▶ [PROBLEM STATEMENT]
Check every line of the material below for the string "footer", and return the ones that have it.

▶ [Dataset rows about figures]
-- Begin --
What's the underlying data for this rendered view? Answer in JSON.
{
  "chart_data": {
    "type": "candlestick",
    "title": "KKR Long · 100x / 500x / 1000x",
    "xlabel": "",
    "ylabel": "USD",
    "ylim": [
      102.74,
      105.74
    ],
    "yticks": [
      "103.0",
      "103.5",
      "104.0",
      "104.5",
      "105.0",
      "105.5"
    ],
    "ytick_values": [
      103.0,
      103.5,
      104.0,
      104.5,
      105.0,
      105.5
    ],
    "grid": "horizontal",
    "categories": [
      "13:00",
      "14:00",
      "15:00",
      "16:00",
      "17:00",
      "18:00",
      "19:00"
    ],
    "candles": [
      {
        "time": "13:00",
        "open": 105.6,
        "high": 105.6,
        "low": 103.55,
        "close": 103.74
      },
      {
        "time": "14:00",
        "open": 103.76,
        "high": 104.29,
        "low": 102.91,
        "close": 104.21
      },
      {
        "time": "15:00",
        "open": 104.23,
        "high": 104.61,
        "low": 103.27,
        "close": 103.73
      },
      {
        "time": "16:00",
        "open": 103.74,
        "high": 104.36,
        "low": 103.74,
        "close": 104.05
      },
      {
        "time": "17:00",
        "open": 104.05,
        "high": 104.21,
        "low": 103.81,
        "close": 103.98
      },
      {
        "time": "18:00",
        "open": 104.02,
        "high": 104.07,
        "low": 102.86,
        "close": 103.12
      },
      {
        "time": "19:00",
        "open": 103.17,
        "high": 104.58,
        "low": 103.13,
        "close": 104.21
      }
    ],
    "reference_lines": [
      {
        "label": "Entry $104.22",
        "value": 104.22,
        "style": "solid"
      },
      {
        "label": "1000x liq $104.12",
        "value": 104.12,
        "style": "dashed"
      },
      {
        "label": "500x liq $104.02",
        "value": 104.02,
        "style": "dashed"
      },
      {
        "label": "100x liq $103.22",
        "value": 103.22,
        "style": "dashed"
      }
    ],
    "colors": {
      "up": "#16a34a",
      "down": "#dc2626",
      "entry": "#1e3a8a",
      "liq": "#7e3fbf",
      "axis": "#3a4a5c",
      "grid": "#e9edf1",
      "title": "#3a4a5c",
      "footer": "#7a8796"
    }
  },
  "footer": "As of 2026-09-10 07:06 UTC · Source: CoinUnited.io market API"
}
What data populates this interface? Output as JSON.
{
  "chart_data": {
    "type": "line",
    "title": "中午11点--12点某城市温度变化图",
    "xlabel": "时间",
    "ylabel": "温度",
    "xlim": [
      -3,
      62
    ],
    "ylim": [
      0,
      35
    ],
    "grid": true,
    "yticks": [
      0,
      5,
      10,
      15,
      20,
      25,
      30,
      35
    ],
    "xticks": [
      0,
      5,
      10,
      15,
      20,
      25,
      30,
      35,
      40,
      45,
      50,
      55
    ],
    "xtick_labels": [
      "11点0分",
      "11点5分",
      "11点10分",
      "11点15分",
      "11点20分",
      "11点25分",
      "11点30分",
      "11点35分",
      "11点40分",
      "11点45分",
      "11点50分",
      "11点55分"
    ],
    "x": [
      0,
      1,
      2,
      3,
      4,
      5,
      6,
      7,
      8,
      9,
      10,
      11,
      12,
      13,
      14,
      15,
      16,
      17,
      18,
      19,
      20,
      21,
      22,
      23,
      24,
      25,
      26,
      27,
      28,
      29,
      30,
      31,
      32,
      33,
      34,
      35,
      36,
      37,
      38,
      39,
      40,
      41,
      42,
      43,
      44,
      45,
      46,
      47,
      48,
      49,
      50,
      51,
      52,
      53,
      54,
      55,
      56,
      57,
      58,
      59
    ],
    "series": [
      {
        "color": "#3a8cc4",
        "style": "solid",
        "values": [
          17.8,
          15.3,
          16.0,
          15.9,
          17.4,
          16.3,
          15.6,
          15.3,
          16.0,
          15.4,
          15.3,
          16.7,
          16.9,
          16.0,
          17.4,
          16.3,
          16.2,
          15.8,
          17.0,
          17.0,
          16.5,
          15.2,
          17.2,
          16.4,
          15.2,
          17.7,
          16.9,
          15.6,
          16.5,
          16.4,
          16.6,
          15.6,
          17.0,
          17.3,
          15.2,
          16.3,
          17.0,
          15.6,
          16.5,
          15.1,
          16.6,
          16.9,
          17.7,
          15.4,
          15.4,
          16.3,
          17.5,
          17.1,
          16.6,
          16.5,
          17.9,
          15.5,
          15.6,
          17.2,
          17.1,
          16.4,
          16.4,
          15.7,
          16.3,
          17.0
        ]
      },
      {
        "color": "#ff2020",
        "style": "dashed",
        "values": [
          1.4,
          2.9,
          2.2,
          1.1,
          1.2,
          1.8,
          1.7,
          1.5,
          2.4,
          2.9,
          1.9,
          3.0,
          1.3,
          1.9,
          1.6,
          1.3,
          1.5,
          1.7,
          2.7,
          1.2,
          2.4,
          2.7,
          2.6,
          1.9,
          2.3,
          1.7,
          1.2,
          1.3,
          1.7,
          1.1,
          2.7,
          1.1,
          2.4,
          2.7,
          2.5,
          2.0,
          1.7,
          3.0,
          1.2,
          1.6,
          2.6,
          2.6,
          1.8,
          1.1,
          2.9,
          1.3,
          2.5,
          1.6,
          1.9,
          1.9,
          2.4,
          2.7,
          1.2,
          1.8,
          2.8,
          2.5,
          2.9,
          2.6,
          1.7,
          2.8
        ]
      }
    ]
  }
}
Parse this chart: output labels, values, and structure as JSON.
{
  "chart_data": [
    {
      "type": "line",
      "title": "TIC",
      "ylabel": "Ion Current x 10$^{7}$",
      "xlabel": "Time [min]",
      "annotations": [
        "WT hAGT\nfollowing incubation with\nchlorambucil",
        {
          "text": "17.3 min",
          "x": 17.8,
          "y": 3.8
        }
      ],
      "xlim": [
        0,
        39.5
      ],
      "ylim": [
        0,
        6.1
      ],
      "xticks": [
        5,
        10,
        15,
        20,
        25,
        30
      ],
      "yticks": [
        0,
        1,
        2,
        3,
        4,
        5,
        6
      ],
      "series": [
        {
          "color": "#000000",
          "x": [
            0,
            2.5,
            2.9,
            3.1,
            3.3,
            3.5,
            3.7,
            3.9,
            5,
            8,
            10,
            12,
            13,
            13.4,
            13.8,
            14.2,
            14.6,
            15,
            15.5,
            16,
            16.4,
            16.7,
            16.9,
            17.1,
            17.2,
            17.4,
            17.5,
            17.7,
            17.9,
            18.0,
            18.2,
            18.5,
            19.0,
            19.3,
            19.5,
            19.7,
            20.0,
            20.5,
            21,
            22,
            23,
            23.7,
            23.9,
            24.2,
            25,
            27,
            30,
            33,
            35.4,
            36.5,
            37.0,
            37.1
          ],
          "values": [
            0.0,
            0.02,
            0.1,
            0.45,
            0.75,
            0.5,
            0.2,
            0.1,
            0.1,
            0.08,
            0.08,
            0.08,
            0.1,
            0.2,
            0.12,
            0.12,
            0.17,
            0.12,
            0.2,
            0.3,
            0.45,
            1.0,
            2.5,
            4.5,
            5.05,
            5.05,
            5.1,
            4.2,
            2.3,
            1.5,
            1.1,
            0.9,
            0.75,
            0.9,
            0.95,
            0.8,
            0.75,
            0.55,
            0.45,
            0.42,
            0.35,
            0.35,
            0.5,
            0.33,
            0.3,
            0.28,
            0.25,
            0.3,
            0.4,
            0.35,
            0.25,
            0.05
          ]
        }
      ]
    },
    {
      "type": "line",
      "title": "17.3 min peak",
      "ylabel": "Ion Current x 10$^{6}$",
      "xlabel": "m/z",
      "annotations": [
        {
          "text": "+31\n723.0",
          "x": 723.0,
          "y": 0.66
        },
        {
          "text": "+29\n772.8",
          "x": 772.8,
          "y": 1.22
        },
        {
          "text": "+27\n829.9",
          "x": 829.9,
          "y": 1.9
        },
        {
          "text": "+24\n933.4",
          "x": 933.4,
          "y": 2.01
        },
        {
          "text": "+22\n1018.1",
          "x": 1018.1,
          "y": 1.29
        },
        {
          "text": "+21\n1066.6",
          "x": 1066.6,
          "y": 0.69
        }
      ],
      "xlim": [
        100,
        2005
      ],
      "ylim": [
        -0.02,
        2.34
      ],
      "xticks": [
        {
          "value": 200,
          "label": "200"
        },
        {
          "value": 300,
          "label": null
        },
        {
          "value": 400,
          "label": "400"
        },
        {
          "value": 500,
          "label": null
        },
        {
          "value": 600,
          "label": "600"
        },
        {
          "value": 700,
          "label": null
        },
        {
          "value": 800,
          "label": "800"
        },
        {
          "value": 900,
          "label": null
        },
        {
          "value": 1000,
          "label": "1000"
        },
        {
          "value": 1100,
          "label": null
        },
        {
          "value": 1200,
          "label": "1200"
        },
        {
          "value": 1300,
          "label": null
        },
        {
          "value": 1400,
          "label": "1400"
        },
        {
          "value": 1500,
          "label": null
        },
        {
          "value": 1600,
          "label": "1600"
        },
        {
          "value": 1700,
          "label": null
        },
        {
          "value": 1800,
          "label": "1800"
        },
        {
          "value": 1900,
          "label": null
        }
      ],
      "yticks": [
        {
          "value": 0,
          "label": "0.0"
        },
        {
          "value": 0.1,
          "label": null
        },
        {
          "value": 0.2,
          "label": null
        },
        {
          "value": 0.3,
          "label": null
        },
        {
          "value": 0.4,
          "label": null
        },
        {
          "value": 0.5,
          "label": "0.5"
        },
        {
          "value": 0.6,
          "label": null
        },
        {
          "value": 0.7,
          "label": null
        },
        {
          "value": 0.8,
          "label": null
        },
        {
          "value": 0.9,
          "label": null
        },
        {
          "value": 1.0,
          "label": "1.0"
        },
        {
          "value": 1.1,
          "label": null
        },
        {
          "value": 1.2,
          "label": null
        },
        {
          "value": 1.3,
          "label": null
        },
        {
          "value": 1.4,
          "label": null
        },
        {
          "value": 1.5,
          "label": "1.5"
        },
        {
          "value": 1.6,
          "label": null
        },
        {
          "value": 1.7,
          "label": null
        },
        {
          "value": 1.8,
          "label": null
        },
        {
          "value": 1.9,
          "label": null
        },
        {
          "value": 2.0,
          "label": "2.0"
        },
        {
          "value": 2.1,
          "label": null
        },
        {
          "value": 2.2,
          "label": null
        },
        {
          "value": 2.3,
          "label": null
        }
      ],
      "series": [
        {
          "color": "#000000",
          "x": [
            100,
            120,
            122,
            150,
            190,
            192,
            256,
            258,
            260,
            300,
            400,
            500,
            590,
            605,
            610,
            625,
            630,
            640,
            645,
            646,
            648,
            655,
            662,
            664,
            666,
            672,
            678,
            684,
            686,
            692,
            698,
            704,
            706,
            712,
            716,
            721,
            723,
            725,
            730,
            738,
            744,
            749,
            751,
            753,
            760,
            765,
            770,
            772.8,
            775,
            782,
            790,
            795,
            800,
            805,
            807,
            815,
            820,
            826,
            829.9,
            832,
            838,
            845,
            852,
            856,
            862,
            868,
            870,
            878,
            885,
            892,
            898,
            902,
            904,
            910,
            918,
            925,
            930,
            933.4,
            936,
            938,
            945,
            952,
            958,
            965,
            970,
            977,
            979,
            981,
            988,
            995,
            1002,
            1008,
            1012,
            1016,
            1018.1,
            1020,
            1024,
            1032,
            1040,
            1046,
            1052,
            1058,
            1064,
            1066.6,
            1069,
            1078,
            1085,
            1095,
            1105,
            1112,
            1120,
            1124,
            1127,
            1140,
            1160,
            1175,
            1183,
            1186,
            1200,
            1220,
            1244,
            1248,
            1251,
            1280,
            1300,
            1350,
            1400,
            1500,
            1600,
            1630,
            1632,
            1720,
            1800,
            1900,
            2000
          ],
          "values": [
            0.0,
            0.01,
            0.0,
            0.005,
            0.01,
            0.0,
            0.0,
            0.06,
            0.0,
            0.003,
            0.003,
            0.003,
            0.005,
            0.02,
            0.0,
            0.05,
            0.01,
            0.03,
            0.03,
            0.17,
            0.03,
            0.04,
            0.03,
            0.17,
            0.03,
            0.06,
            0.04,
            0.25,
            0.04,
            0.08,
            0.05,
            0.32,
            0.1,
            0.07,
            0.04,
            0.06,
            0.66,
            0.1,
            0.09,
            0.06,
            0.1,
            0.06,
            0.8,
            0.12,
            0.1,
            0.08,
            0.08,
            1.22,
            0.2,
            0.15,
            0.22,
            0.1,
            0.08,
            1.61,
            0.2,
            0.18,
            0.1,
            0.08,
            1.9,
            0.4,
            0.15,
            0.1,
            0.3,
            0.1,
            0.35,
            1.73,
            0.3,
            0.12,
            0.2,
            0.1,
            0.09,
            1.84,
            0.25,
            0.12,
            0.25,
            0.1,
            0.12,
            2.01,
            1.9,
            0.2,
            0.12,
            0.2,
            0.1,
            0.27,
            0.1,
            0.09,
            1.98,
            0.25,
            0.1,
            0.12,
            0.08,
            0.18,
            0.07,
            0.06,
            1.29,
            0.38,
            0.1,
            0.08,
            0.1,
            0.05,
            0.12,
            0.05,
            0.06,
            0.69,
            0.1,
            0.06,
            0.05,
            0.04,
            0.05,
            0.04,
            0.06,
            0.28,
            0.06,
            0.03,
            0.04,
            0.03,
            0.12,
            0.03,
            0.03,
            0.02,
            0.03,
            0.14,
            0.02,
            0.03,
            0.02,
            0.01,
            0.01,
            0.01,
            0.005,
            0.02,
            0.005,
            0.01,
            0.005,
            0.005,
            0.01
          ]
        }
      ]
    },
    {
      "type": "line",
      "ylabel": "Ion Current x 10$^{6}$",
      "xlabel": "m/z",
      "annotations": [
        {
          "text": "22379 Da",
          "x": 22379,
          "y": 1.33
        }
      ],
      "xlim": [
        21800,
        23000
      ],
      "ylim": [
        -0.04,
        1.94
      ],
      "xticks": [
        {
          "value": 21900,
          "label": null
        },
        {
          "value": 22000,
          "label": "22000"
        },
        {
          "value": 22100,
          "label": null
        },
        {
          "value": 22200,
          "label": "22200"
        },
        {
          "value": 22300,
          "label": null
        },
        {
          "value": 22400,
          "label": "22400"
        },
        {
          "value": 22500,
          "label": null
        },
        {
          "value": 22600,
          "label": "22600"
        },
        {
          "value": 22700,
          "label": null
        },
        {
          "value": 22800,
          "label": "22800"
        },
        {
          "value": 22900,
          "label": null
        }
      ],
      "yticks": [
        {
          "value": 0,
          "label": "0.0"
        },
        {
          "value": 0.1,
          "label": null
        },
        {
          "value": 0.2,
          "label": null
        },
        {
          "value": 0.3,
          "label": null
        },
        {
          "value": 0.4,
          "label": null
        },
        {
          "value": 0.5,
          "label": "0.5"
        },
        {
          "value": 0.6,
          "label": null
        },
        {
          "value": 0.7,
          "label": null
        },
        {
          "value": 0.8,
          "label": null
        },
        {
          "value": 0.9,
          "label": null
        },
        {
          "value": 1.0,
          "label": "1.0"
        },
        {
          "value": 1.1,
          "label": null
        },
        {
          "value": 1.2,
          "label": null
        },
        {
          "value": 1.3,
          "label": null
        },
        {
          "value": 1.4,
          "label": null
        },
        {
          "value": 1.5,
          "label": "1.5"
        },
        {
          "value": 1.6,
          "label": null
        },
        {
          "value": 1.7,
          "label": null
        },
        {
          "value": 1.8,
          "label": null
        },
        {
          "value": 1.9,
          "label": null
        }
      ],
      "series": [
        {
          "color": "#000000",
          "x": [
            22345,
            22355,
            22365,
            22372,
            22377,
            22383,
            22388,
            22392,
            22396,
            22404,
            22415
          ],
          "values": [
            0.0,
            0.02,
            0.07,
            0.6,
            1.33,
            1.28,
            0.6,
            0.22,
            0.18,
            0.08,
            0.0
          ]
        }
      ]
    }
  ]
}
-- End --
▶ [SOLUTION BELOW]
      "footer": "#7a8796"
  "footer": "As of 2026-09-10 07:06 UTC · Source: CoinUnited.io market API"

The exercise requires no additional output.